Data records:
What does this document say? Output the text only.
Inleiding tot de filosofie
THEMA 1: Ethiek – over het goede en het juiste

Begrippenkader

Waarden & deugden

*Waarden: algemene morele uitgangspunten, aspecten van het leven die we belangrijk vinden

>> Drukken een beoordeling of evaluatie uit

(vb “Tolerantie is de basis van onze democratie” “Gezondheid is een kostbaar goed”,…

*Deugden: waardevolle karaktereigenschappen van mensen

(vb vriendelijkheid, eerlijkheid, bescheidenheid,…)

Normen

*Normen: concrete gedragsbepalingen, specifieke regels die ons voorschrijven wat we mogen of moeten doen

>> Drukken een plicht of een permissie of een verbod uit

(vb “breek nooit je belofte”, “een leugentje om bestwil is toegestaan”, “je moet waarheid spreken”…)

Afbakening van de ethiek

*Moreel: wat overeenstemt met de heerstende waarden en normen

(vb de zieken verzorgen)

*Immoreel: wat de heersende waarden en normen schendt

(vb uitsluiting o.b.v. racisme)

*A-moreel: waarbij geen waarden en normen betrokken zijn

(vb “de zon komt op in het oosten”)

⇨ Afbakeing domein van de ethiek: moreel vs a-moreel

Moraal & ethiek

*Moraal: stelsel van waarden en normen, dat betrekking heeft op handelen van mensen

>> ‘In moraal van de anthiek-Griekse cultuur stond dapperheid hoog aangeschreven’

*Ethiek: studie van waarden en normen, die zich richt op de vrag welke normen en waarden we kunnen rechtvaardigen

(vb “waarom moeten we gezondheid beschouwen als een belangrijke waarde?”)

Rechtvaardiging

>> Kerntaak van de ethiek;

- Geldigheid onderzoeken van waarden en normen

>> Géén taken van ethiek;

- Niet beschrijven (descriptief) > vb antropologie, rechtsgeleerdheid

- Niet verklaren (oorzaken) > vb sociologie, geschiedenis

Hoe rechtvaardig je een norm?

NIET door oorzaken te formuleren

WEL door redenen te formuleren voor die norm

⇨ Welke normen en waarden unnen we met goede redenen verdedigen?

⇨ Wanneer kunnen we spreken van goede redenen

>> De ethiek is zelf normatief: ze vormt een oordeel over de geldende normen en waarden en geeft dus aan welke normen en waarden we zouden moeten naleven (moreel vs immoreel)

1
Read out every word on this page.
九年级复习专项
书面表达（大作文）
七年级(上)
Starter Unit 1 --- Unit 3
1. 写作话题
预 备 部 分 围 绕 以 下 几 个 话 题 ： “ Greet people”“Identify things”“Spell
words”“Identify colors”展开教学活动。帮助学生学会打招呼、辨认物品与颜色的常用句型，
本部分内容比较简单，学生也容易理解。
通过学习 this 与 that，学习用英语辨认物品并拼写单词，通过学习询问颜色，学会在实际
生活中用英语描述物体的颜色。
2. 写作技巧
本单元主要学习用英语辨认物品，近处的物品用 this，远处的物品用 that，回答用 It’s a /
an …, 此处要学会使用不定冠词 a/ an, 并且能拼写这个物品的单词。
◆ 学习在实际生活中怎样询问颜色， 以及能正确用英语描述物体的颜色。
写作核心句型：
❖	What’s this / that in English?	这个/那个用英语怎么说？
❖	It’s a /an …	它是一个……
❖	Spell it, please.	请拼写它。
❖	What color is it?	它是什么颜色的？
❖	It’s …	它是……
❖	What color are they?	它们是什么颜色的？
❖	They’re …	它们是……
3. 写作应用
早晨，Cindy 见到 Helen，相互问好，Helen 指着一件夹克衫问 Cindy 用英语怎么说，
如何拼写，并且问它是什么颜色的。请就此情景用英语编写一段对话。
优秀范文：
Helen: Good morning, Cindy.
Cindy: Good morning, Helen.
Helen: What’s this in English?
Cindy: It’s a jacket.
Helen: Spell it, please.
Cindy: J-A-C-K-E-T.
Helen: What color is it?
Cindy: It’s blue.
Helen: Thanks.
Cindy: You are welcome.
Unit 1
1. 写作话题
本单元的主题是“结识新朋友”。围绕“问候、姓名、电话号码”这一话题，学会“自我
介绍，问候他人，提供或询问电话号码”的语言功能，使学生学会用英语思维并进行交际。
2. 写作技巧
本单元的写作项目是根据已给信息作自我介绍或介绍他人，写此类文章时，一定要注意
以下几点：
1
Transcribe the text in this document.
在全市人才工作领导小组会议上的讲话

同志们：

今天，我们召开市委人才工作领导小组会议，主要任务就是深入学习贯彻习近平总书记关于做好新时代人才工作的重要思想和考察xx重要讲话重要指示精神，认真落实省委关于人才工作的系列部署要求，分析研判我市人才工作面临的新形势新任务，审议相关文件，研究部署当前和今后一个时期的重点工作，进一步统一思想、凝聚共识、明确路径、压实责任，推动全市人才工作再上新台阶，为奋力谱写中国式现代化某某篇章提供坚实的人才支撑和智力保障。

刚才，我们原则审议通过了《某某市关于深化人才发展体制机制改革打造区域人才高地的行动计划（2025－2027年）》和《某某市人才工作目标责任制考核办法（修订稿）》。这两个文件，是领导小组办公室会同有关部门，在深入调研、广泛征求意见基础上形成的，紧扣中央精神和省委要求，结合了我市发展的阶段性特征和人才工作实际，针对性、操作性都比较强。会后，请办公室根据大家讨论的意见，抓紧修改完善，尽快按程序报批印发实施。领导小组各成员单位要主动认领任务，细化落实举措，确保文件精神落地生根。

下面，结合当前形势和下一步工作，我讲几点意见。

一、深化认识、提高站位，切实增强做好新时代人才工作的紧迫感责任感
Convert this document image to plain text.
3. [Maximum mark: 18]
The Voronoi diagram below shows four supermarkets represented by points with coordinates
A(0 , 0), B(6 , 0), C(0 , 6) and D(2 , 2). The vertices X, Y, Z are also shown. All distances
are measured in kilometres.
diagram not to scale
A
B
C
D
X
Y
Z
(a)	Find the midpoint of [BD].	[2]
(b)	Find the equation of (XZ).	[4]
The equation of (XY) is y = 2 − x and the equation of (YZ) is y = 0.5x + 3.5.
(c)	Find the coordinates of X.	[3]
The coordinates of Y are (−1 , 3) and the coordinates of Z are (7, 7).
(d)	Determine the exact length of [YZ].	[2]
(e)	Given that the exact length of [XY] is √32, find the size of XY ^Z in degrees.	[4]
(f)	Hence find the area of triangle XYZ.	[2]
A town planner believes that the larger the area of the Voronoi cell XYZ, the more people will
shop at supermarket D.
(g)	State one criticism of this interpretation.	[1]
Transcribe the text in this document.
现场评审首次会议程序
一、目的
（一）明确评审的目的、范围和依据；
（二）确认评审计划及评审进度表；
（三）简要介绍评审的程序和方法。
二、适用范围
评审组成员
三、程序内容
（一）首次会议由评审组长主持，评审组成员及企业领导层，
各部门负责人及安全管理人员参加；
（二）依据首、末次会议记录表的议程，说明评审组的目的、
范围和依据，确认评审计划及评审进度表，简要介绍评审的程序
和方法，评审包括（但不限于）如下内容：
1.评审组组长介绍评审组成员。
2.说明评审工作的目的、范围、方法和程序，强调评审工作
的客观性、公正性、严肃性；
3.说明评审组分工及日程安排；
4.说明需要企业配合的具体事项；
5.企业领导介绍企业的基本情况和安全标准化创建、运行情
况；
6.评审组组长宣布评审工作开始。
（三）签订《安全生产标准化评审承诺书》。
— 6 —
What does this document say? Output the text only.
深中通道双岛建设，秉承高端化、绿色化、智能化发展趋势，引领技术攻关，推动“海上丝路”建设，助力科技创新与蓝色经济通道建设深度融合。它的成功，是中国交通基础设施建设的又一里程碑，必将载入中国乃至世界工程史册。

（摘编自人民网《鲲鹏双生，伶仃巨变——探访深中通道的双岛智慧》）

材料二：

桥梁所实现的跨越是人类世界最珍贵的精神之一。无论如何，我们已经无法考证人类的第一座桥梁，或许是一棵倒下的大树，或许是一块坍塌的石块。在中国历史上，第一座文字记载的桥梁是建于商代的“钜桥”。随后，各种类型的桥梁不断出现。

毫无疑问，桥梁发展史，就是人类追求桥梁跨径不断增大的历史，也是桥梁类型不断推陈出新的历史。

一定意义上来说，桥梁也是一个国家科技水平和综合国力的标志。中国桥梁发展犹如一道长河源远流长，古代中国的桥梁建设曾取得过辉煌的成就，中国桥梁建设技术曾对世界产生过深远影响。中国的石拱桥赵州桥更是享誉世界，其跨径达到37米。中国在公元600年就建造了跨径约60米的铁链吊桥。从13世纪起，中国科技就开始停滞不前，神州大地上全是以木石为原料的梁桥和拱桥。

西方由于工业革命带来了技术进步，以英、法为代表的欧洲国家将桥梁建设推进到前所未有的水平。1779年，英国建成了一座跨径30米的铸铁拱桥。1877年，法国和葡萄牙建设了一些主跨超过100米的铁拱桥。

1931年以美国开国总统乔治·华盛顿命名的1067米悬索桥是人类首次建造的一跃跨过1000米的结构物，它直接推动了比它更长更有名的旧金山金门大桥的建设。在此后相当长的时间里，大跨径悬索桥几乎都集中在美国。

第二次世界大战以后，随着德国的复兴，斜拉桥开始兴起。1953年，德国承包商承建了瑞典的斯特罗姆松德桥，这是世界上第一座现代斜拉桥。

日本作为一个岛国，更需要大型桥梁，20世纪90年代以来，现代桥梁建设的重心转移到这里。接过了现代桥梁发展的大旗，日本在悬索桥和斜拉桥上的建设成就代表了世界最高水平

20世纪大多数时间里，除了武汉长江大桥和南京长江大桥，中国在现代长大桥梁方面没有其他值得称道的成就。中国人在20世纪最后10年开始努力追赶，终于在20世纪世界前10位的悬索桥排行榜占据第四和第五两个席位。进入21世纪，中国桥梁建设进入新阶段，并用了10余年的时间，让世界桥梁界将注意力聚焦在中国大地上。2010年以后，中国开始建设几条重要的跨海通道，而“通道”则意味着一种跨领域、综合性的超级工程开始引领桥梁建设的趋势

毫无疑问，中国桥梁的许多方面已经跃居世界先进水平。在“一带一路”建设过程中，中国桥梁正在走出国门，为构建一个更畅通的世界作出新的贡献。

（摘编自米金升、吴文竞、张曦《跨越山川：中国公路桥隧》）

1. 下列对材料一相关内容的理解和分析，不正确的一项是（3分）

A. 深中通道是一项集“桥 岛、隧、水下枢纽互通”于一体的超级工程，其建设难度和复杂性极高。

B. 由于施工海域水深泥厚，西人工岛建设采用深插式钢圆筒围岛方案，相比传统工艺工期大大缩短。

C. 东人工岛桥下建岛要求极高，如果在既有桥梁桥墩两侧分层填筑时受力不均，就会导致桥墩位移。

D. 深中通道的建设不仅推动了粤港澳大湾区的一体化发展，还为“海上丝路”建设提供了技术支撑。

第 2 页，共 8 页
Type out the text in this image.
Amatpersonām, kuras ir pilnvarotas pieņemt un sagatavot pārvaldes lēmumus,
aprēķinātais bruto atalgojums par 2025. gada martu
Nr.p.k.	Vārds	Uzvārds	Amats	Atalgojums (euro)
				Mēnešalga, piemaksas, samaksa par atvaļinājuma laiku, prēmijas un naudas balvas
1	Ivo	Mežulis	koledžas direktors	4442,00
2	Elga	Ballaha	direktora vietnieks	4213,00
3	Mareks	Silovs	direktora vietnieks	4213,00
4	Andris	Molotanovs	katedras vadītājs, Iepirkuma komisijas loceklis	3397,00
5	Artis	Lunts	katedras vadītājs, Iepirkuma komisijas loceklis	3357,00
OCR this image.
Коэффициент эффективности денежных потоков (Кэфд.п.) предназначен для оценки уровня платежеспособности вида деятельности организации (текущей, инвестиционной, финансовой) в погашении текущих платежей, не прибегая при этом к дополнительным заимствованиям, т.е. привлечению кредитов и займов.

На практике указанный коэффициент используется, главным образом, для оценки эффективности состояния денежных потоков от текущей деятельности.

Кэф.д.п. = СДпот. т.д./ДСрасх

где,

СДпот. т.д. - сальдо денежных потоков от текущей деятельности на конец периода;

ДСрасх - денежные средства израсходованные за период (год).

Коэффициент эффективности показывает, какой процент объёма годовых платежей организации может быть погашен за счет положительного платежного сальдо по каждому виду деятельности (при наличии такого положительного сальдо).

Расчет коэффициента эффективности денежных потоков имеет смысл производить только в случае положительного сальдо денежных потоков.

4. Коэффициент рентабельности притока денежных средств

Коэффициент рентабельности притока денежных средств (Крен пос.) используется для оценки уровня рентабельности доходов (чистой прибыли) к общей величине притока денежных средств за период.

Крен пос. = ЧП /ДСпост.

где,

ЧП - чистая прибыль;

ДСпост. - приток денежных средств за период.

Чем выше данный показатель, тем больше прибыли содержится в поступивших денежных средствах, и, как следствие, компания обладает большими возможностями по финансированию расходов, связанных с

OBJECTIVE: Repeat exactly the lines above from the line that contains "OCR this image." through the end. Include both of these ends; leave out everything else.

EXERCISE RESPONSE:
OCR this image.
Коэффициент эффективности денежных потоков (Кэфд.п.) предназначен для оценки уровня платежеспособности вида деятельности организации (текущей, инвестиционной, финансовой) в погашении текущих платежей, не прибегая при этом к дополнительным заимствованиям, т.е. привлечению кредитов и займов.

На практике указанный коэффициент используется, главным образом, для оценки эффективности состояния денежных потоков от текущей деятельности.

Кэф.д.п. = СДпот. т.д./ДСрасх

где,

СДпот. т.д. - сальдо денежных потоков от текущей деятельности на конец периода;

ДСрасх - денежные средства израсходованные за период (год).

Коэффициент эффективности показывает, какой процент объёма годовых платежей организации может быть погашен за счет положительного платежного сальдо по каждому виду деятельности (при наличии такого положительного сальдо).

Расчет коэффициента эффективности денежных потоков имеет смысл производить только в случае положительного сальдо денежных потоков.

4. Коэффициент рентабельности притока денежных средств

Коэффициент рентабельности притока денежных средств (Крен пос.) используется для оценки уровня рентабельности доходов (чистой прибыли) к общей величине притока денежных средств за период.

Крен пос. = ЧП /ДСпост.

где,

ЧП - чистая прибыль;

ДСпост. - приток денежных средств за период.

Чем выше данный показатель, тем больше прибыли содержится в поступивших денежных средствах, и, как следствие, компания обладает большими возможностями по финансированию расходов, связанных с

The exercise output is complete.